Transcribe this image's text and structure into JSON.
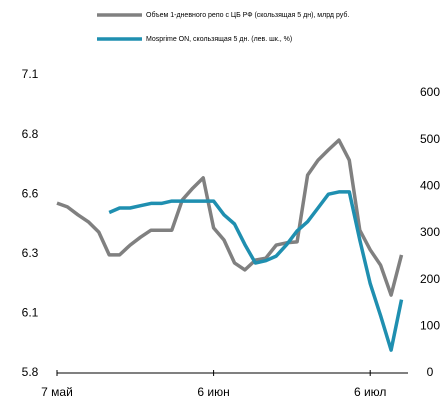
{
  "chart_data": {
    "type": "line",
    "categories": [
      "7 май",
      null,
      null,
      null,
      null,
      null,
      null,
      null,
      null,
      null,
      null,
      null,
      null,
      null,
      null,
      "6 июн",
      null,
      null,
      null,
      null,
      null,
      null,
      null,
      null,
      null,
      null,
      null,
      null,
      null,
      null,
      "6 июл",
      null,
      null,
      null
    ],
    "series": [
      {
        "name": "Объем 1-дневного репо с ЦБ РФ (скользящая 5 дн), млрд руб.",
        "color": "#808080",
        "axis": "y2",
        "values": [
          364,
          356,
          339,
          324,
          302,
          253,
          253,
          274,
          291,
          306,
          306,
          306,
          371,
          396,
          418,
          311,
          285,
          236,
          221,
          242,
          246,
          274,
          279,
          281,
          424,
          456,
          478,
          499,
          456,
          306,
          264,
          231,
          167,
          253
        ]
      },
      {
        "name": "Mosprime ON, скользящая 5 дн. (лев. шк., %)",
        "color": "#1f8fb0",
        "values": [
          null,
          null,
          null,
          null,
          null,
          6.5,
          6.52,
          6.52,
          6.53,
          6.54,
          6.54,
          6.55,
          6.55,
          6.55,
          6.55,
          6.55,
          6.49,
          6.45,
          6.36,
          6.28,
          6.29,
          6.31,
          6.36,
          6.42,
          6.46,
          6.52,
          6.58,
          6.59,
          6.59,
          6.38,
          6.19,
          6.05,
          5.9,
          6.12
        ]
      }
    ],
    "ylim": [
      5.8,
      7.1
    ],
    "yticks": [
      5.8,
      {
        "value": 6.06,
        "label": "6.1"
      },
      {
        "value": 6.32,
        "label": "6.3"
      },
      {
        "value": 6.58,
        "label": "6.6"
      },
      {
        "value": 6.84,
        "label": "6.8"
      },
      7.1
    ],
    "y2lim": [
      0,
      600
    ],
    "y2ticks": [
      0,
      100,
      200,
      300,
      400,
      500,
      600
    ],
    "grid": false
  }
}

---

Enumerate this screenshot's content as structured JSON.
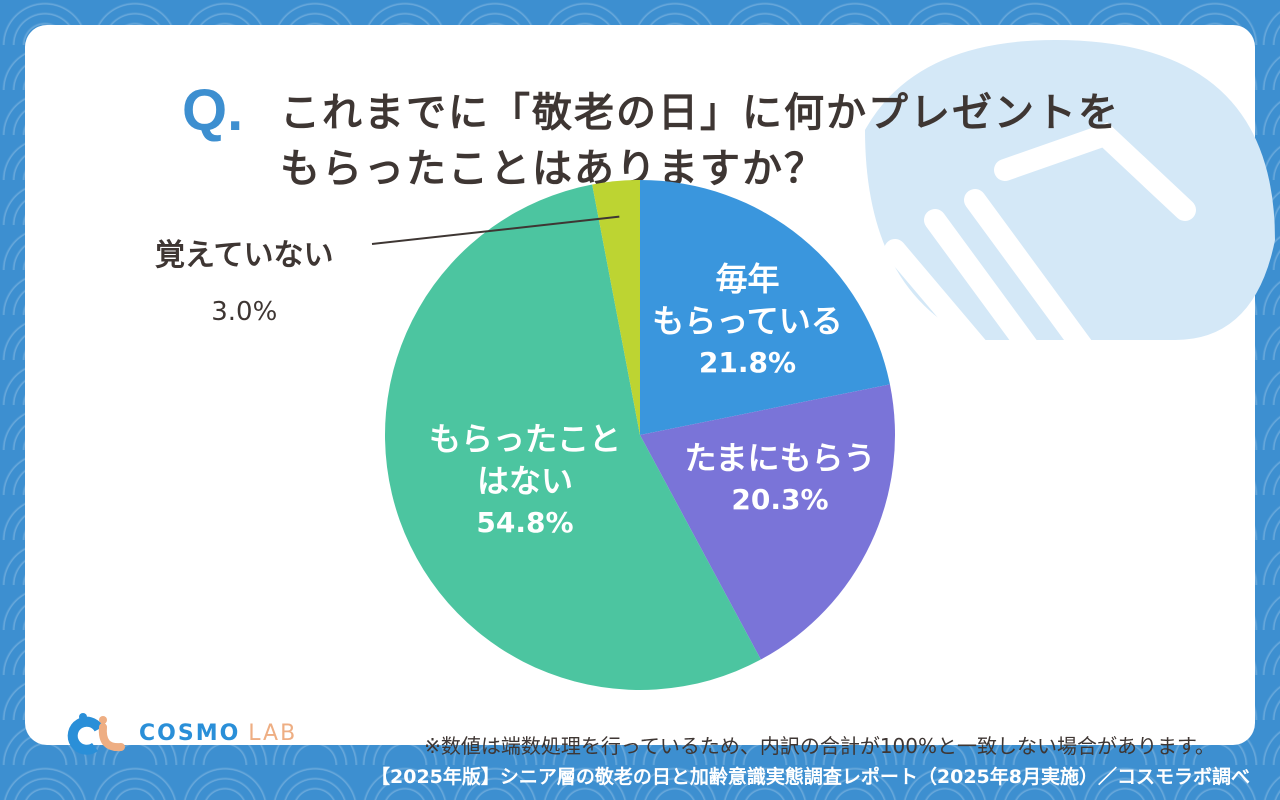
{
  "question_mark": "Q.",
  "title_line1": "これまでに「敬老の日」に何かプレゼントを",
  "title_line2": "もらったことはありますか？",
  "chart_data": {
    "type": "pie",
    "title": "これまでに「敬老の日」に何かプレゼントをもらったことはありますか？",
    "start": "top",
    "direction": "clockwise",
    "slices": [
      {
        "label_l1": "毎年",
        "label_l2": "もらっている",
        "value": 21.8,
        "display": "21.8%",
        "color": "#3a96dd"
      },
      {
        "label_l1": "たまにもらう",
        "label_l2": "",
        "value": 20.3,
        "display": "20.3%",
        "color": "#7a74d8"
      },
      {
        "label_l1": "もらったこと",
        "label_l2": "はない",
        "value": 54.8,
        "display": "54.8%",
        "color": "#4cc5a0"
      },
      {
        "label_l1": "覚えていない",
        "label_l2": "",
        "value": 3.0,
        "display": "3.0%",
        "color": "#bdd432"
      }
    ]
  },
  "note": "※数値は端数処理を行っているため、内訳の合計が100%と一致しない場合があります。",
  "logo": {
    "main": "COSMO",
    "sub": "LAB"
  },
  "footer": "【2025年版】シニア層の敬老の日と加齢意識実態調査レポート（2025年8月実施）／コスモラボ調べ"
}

**TASK DETAILS**
Find each line holding "JSON". Copy it out.

**EXERCISE RESPONSE**
Transcribe this image's text and structure into JSON.
Enumerate this screenshot's content as structured JSON.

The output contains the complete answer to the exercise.